*Exercise goal*: Pick out each line containing the string "Date" and copy it.

(Dataset rows about figures)
↓↓↓
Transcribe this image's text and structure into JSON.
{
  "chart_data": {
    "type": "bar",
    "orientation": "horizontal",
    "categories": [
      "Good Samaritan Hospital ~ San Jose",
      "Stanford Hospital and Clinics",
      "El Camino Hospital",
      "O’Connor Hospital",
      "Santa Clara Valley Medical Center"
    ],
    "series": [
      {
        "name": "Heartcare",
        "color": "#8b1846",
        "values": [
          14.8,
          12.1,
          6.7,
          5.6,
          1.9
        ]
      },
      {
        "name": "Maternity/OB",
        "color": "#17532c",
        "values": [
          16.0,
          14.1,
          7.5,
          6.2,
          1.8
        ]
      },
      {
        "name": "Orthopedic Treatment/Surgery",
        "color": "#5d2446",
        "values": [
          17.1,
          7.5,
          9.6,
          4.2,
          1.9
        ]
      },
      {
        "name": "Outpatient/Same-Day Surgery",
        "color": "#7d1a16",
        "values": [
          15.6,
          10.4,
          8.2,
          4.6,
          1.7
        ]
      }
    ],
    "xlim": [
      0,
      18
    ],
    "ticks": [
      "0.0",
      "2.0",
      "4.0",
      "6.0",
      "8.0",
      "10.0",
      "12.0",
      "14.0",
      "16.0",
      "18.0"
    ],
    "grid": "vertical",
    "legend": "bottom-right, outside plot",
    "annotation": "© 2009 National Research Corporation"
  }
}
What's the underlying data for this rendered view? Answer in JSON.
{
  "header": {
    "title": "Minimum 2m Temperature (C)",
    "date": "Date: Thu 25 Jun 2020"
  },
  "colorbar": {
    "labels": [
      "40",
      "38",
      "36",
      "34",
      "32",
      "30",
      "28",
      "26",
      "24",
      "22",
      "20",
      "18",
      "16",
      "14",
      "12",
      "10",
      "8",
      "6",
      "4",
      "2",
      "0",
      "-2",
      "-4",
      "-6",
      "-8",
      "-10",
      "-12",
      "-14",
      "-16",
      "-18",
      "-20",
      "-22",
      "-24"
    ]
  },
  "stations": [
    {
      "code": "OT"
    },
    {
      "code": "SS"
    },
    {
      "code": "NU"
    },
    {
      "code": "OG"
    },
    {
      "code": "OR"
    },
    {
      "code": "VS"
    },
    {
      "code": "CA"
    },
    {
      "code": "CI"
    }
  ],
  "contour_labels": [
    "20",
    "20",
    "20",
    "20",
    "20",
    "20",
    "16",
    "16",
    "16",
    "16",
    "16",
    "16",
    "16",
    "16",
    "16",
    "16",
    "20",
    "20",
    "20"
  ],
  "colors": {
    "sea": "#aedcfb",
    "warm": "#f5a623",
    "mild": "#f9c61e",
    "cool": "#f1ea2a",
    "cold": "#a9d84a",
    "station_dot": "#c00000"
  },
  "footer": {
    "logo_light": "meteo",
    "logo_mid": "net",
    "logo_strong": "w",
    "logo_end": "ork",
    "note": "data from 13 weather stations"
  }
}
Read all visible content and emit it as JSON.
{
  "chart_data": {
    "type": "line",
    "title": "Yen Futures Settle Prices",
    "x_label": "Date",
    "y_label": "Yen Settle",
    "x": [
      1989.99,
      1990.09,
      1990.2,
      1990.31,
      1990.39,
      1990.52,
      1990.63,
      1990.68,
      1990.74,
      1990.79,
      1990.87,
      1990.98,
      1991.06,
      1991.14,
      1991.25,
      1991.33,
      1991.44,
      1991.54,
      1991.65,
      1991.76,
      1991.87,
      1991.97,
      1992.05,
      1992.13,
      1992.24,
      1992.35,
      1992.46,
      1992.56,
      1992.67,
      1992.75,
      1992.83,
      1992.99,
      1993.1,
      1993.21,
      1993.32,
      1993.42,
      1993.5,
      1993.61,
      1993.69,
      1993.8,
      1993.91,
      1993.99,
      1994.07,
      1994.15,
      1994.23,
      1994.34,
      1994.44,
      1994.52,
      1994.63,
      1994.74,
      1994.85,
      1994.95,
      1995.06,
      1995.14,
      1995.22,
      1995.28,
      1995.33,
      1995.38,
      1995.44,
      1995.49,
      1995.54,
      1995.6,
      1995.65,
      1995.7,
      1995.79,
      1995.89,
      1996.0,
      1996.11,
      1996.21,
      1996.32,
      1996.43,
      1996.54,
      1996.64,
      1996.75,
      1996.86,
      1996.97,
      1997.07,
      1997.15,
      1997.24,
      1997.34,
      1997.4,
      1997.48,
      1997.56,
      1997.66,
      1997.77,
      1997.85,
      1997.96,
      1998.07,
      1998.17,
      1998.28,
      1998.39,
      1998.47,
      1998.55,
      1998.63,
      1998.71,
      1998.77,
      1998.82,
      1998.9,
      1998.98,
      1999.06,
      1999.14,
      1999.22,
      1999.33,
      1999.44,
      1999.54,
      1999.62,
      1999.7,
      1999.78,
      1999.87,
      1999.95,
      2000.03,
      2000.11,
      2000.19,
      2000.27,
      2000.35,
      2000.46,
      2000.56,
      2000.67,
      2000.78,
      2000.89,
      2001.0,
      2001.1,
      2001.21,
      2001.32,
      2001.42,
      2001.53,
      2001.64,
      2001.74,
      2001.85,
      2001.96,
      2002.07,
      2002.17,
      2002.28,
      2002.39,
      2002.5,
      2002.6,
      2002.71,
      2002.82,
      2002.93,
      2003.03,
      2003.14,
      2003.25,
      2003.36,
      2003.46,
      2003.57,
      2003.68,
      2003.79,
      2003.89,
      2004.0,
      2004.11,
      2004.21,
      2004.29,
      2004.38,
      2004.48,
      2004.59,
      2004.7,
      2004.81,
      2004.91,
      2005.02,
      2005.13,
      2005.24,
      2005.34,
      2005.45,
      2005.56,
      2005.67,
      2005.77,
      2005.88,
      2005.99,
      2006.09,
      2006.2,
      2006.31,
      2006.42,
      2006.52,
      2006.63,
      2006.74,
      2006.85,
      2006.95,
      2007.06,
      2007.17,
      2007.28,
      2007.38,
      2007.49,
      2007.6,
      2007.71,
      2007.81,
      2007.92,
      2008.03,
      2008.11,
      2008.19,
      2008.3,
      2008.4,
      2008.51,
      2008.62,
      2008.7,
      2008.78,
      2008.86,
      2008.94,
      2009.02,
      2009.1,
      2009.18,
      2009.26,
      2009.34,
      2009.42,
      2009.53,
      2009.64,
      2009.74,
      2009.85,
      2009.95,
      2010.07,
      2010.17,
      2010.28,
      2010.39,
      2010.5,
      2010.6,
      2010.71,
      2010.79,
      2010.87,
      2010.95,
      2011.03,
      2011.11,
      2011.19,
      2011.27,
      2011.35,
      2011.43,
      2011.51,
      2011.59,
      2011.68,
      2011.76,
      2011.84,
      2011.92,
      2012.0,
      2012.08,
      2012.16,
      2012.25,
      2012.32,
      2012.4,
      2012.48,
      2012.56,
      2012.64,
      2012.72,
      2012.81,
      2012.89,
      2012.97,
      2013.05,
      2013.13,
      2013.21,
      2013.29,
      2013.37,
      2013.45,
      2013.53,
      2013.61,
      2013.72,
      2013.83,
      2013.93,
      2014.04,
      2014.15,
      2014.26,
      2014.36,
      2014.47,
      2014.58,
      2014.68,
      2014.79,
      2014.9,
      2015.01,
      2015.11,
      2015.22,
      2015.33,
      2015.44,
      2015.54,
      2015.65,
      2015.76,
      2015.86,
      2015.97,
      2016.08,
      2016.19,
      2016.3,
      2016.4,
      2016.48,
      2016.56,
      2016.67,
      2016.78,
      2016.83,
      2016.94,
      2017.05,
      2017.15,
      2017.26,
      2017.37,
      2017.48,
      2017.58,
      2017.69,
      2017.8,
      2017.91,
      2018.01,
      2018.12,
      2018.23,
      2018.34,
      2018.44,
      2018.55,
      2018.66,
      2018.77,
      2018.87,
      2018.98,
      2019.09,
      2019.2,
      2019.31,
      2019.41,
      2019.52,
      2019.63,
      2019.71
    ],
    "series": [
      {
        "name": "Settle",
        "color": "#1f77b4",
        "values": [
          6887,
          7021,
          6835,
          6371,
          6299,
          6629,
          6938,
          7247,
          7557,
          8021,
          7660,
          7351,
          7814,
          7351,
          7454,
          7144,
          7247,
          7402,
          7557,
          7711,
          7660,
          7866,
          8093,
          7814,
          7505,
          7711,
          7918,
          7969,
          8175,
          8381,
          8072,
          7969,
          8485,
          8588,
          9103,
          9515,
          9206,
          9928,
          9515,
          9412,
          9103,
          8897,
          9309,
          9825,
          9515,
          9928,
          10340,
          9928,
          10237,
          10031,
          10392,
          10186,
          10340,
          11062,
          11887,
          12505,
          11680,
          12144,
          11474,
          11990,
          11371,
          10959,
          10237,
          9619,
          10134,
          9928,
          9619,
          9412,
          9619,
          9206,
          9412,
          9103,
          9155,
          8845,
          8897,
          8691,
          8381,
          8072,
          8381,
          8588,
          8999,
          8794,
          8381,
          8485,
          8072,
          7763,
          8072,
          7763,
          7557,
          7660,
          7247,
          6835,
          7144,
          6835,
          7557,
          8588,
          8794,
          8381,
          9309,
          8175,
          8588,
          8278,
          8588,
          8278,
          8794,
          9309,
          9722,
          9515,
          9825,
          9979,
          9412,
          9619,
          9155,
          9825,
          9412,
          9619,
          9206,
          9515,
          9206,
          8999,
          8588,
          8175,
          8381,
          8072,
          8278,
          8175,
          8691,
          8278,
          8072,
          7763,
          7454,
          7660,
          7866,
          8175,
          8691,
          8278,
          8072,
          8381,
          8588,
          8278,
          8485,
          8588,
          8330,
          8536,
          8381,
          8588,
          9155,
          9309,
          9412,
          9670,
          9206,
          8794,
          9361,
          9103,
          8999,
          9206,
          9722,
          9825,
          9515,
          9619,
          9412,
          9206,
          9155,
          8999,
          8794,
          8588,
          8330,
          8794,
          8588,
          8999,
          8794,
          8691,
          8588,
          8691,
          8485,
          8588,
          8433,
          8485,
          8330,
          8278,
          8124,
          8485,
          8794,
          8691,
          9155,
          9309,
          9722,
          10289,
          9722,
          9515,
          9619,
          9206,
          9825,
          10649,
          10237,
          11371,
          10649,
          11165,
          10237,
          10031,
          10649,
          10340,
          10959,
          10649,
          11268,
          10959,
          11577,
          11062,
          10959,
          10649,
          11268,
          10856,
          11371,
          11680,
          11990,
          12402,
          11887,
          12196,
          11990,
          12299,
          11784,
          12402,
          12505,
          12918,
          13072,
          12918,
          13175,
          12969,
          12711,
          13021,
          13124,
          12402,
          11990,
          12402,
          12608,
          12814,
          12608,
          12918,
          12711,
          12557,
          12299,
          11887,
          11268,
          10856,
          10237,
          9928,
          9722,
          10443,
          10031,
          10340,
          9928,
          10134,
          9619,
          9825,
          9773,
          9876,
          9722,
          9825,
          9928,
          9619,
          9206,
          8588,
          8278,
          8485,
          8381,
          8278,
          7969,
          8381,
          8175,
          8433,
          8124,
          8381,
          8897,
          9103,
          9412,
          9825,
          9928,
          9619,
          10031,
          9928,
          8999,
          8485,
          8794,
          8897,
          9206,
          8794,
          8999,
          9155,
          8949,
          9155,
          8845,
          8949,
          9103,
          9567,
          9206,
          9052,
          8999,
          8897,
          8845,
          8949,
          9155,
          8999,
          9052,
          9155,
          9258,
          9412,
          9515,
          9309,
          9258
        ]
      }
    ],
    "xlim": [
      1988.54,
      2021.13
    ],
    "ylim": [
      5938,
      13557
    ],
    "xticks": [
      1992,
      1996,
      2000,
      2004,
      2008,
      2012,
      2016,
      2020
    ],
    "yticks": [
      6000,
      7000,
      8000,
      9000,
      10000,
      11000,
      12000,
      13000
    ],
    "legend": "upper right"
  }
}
↑↑↑
*Answer to the task*:
    "date": "Date: Thu 25 Jun 2020"
    "x_label": "Date",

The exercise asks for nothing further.